EXERCISE MATERIALS:
★ ★ ★ ★ ★ ★ ★

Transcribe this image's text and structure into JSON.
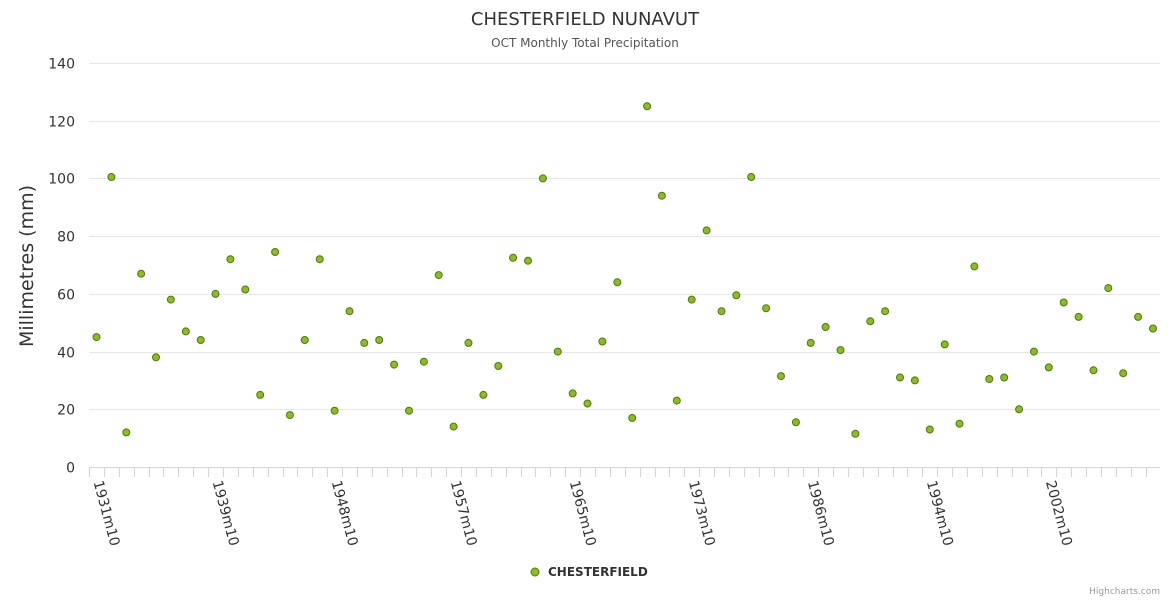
{
  "chart_data": {
    "type": "scatter",
    "title": "CHESTERFIELD NUNAVUT",
    "subtitle": "OCT Monthly Total Precipitation",
    "ylabel": "Millimetres (mm)",
    "xlabel": "",
    "ylim": [
      0,
      140
    ],
    "yticks": [
      "0",
      "20",
      "40",
      "60",
      "80",
      "100",
      "120",
      "140"
    ],
    "xtick_labels": [
      {
        "index": 0,
        "label": "1931m10"
      },
      {
        "index": 8,
        "label": "1939m10"
      },
      {
        "index": 16,
        "label": "1948m10"
      },
      {
        "index": 24,
        "label": "1957m10"
      },
      {
        "index": 32,
        "label": "1965m10"
      },
      {
        "index": 40,
        "label": "1973m10"
      },
      {
        "index": 48,
        "label": "1986m10"
      },
      {
        "index": 56,
        "label": "1994m10"
      },
      {
        "index": 64,
        "label": "2002m10"
      }
    ],
    "point_count": 72,
    "grid": true,
    "legend": "bottom-center",
    "series": [
      {
        "name": "CHESTERFIELD",
        "color": "#8bbc21",
        "values": [
          45,
          100.5,
          12,
          67,
          38,
          58,
          47,
          44,
          60,
          72,
          61.5,
          25,
          74.5,
          18,
          44,
          72,
          19.5,
          54,
          43,
          44,
          35.5,
          19.5,
          36.5,
          66.5,
          14,
          43,
          25,
          35,
          72.5,
          71.5,
          100,
          40,
          25.5,
          22,
          43.5,
          64,
          17,
          125,
          94,
          23,
          58,
          82,
          54,
          59.5,
          100.5,
          55,
          31.5,
          15.5,
          43,
          48.5,
          40.5,
          11.5,
          50.5,
          54,
          31,
          30,
          13,
          42.5,
          15,
          69.5,
          30.5,
          31,
          20,
          40,
          34.5,
          57,
          52,
          33.5,
          62,
          32.5,
          52,
          48
        ]
      }
    ]
  },
  "credits": "Highcharts.com",
  "colors": {
    "marker_fill": "#8bbc21",
    "marker_stroke": "#4d7a0b",
    "grid": "#e6e6e6",
    "axis": "#ccd6eb"
  }
}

★ ★ ★ ★ ★ ★ ★

Without the pictures, write out the whole listing above exactly as it appears.

Transcribe this image's text and structure into JSON.
{
  "chart_data": {
    "type": "scatter",
    "title": "CHESTERFIELD NUNAVUT",
    "subtitle": "OCT Monthly Total Precipitation",
    "ylabel": "Millimetres (mm)",
    "xlabel": "",
    "ylim": [
      0,
      140
    ],
    "yticks": [
      "0",
      "20",
      "40",
      "60",
      "80",
      "100",
      "120",
      "140"
    ],
    "xtick_labels": [
      {
        "index": 0,
        "label": "1931m10"
      },
      {
        "index": 8,
        "label": "1939m10"
      },
      {
        "index": 16,
        "label": "1948m10"
      },
      {
        "index": 24,
        "label": "1957m10"
      },
      {
        "index": 32,
        "label": "1965m10"
      },
      {
        "index": 40,
        "label": "1973m10"
      },
      {
        "index": 48,
        "label": "1986m10"
      },
      {
        "index": 56,
        "label": "1994m10"
      },
      {
        "index": 64,
        "label": "2002m10"
      }
    ],
    "point_count": 72,
    "grid": true,
    "legend": "bottom-center",
    "series": [
      {
        "name": "CHESTERFIELD",
        "color": "#8bbc21",
        "values": [
          45,
          100.5,
          12,
          67,
          38,
          58,
          47,
          44,
          60,
          72,
          61.5,
          25,
          74.5,
          18,
          44,
          72,
          19.5,
          54,
          43,
          44,
          35.5,
          19.5,
          36.5,
          66.5,
          14,
          43,
          25,
          35,
          72.5,
          71.5,
          100,
          40,
          25.5,
          22,
          43.5,
          64,
          17,
          125,
          94,
          23,
          58,
          82,
          54,
          59.5,
          100.5,
          55,
          31.5,
          15.5,
          43,
          48.5,
          40.5,
          11.5,
          50.5,
          54,
          31,
          30,
          13,
          42.5,
          15,
          69.5,
          30.5,
          31,
          20,
          40,
          34.5,
          57,
          52,
          33.5,
          62,
          32.5,
          52,
          48
        ]
      }
    ]
  },
  "credits": "Highcharts.com",
  "colors": {
    "marker_fill": "#8bbc21",
    "marker_stroke": "#4d7a0b",
    "grid": "#e6e6e6",
    "axis": "#ccd6eb"
  }
}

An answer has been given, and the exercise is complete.